→ Problem to solve: Return the lines below that carry the word "five".

→ Task data:

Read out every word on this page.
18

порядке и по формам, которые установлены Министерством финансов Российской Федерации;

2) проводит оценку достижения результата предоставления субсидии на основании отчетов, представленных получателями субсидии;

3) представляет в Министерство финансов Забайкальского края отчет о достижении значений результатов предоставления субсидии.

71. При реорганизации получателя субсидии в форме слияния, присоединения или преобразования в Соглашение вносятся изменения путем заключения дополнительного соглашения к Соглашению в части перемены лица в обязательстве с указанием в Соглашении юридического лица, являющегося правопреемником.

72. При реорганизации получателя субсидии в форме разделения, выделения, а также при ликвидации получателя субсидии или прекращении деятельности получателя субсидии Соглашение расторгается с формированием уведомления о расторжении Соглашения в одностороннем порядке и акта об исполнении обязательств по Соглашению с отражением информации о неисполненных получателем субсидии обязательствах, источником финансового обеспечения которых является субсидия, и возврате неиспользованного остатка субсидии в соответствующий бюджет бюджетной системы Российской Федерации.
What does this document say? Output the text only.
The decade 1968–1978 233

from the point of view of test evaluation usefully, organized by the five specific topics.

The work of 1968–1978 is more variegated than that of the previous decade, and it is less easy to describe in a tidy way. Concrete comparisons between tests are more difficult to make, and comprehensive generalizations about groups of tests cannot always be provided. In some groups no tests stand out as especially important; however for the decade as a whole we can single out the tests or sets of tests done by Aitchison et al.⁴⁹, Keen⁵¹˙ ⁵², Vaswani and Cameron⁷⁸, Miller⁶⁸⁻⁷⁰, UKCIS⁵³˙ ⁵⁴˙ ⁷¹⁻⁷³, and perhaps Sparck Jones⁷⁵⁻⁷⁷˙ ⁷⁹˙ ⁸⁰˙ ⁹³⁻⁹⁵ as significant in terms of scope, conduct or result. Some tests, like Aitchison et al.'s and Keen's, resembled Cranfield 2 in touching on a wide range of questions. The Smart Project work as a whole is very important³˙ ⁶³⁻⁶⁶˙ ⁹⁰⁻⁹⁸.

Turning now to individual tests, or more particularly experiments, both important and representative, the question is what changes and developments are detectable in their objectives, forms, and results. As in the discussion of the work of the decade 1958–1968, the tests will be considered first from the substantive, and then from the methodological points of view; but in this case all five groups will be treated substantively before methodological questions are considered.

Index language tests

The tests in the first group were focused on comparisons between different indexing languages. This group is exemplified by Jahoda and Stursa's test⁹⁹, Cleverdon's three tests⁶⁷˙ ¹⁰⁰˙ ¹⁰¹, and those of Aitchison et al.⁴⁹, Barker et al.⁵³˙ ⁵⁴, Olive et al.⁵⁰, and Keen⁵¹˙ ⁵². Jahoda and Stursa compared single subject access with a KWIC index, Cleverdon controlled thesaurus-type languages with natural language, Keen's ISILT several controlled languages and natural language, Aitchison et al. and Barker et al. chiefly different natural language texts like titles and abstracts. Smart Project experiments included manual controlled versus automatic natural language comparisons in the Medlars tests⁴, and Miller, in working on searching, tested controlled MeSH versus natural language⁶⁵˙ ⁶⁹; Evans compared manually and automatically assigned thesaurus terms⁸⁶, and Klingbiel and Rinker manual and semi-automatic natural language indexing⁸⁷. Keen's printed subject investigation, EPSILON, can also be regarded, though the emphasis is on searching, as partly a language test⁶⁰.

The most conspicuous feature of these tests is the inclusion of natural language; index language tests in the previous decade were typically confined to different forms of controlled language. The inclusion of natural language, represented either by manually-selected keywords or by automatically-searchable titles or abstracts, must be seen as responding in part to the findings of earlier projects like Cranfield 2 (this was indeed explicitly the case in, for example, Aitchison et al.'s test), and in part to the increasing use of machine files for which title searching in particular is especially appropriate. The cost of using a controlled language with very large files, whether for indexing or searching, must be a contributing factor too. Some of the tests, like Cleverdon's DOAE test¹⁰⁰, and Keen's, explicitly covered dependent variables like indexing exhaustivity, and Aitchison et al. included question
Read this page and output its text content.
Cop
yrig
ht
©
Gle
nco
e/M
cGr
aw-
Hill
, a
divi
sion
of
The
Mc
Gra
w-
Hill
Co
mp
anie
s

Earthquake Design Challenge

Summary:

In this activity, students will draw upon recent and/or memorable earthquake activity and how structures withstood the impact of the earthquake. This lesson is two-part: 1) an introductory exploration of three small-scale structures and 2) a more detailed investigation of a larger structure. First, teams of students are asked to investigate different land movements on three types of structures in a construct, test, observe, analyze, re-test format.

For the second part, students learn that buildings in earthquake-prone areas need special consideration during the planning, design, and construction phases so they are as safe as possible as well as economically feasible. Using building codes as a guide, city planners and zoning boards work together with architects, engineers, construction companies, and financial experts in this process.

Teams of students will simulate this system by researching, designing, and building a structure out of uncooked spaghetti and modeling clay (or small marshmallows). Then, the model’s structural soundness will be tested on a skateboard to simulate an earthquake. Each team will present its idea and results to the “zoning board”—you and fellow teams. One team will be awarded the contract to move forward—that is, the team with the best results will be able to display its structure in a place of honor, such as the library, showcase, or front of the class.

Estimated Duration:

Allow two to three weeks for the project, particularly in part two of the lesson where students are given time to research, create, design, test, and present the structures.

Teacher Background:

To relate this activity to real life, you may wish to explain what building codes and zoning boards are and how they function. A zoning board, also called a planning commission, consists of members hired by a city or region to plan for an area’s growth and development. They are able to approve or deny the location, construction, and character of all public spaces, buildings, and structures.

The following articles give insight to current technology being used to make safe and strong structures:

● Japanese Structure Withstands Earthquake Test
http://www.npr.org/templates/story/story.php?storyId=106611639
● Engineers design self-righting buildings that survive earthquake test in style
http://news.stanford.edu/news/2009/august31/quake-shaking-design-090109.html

→ Output for this task:
from the point of view of test evaluation usefully, organized by the five specific topics.
Turning now to individual tests, or more particularly experiments, both important and representative, the question is what changes and developments are detectable in their objectives, forms, and results. As in the discussion of the work of the decade 1958–1968, the tests will be considered first from the substantive, and then from the methodological points of view; but in this case all five groups will be treated substantively before methodological questions are considered.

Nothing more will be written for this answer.